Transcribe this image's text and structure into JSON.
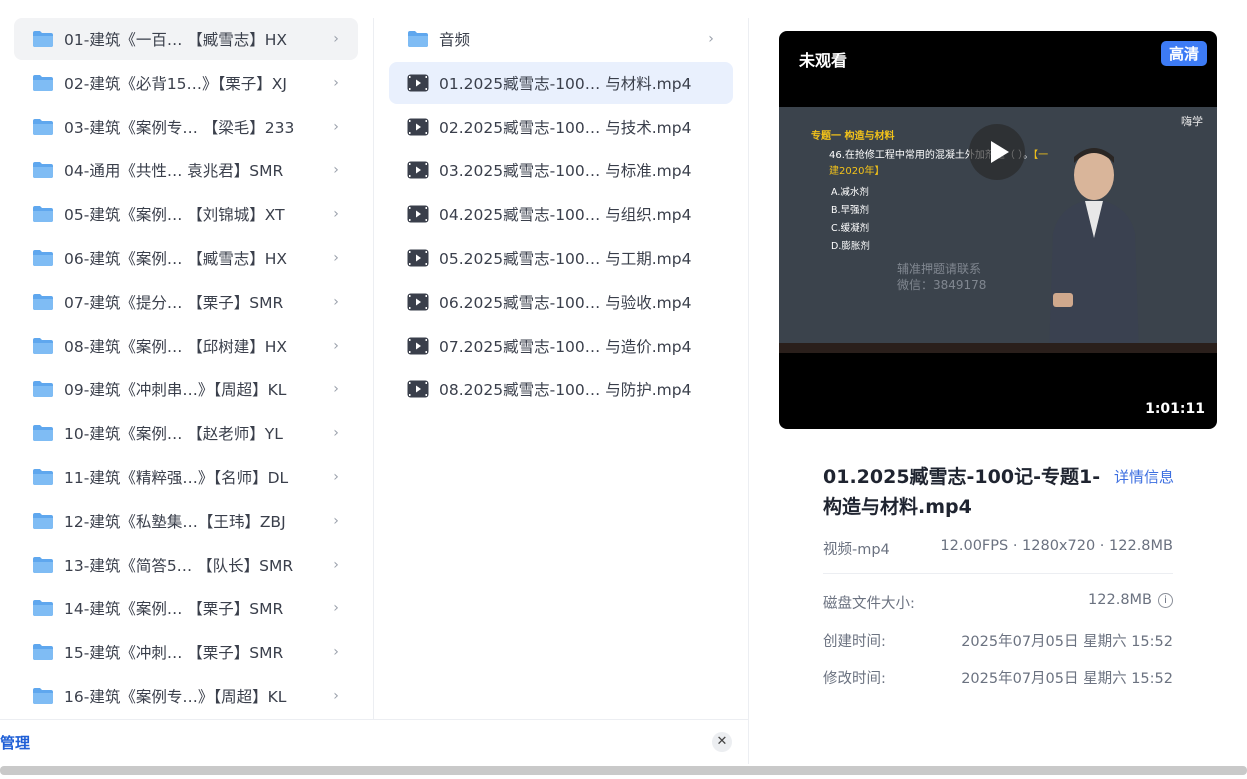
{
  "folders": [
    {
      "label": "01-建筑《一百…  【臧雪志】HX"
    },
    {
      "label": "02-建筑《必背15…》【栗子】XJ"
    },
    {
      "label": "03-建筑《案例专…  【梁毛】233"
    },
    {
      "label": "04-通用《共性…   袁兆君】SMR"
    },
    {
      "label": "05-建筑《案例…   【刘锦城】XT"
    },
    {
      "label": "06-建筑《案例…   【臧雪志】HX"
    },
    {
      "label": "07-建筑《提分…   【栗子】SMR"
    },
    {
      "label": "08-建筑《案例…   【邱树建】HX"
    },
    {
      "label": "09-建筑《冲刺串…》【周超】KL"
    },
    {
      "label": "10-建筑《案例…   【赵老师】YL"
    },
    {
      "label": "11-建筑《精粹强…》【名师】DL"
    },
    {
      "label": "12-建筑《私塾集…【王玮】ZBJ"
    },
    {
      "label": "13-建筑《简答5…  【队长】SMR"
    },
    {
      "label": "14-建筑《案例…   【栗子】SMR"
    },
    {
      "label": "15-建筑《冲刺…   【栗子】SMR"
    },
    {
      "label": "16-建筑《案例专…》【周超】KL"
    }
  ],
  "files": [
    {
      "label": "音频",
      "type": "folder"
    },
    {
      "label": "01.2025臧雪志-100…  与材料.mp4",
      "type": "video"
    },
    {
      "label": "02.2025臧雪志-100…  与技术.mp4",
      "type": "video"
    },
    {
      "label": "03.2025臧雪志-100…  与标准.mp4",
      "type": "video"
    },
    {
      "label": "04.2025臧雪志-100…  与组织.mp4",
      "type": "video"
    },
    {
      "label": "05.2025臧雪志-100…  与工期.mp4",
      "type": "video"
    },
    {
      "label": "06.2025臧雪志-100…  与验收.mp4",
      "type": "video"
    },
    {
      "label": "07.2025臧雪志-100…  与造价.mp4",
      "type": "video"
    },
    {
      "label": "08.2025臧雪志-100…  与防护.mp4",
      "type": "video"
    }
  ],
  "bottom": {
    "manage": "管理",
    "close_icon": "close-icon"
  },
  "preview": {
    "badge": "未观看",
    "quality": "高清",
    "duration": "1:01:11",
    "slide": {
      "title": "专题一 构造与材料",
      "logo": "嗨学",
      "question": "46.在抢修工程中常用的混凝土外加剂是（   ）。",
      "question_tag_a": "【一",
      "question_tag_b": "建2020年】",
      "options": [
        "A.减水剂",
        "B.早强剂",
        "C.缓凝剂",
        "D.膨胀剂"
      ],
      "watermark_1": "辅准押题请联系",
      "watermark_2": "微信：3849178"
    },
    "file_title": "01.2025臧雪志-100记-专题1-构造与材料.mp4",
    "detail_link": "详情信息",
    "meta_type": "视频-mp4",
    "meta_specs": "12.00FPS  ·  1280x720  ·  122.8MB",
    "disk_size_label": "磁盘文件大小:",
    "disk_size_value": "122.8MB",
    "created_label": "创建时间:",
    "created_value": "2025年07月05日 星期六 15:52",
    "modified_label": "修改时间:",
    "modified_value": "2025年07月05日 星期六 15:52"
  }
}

# [REQUIREMENT]
Write out the records above exactly as they appear, leaving out any pictures.

# [TASK ANSWER]
Transcribe this image's text and structure into JSON.
{
  "folders": [
    {
      "label": "01-建筑《一百…  【臧雪志】HX"
    },
    {
      "label": "02-建筑《必背15…》【栗子】XJ"
    },
    {
      "label": "03-建筑《案例专…  【梁毛】233"
    },
    {
      "label": "04-通用《共性…   袁兆君】SMR"
    },
    {
      "label": "05-建筑《案例…   【刘锦城】XT"
    },
    {
      "label": "06-建筑《案例…   【臧雪志】HX"
    },
    {
      "label": "07-建筑《提分…   【栗子】SMR"
    },
    {
      "label": "08-建筑《案例…   【邱树建】HX"
    },
    {
      "label": "09-建筑《冲刺串…》【周超】KL"
    },
    {
      "label": "10-建筑《案例…   【赵老师】YL"
    },
    {
      "label": "11-建筑《精粹强…》【名师】DL"
    },
    {
      "label": "12-建筑《私塾集…【王玮】ZBJ"
    },
    {
      "label": "13-建筑《简答5…  【队长】SMR"
    },
    {
      "label": "14-建筑《案例…   【栗子】SMR"
    },
    {
      "label": "15-建筑《冲刺…   【栗子】SMR"
    },
    {
      "label": "16-建筑《案例专…》【周超】KL"
    }
  ],
  "files": [
    {
      "label": "音频",
      "type": "folder"
    },
    {
      "label": "01.2025臧雪志-100…  与材料.mp4",
      "type": "video"
    },
    {
      "label": "02.2025臧雪志-100…  与技术.mp4",
      "type": "video"
    },
    {
      "label": "03.2025臧雪志-100…  与标准.mp4",
      "type": "video"
    },
    {
      "label": "04.2025臧雪志-100…  与组织.mp4",
      "type": "video"
    },
    {
      "label": "05.2025臧雪志-100…  与工期.mp4",
      "type": "video"
    },
    {
      "label": "06.2025臧雪志-100…  与验收.mp4",
      "type": "video"
    },
    {
      "label": "07.2025臧雪志-100…  与造价.mp4",
      "type": "video"
    },
    {
      "label": "08.2025臧雪志-100…  与防护.mp4",
      "type": "video"
    }
  ],
  "bottom": {
    "manage": "管理",
    "close_icon": "close-icon"
  },
  "preview": {
    "badge": "未观看",
    "quality": "高清",
    "duration": "1:01:11",
    "slide": {
      "title": "专题一 构造与材料",
      "logo": "嗨学",
      "question": "46.在抢修工程中常用的混凝土外加剂是（   ）。",
      "question_tag_a": "【一",
      "question_tag_b": "建2020年】",
      "options": [
        "A.减水剂",
        "B.早强剂",
        "C.缓凝剂",
        "D.膨胀剂"
      ],
      "watermark_1": "辅准押题请联系",
      "watermark_2": "微信：3849178"
    },
    "file_title": "01.2025臧雪志-100记-专题1-构造与材料.mp4",
    "detail_link": "详情信息",
    "meta_type": "视频-mp4",
    "meta_specs": "12.00FPS  ·  1280x720  ·  122.8MB",
    "disk_size_label": "磁盘文件大小:",
    "disk_size_value": "122.8MB",
    "created_label": "创建时间:",
    "created_value": "2025年07月05日 星期六 15:52",
    "modified_label": "修改时间:",
    "modified_value": "2025年07月05日 星期六 15:52"
  }
}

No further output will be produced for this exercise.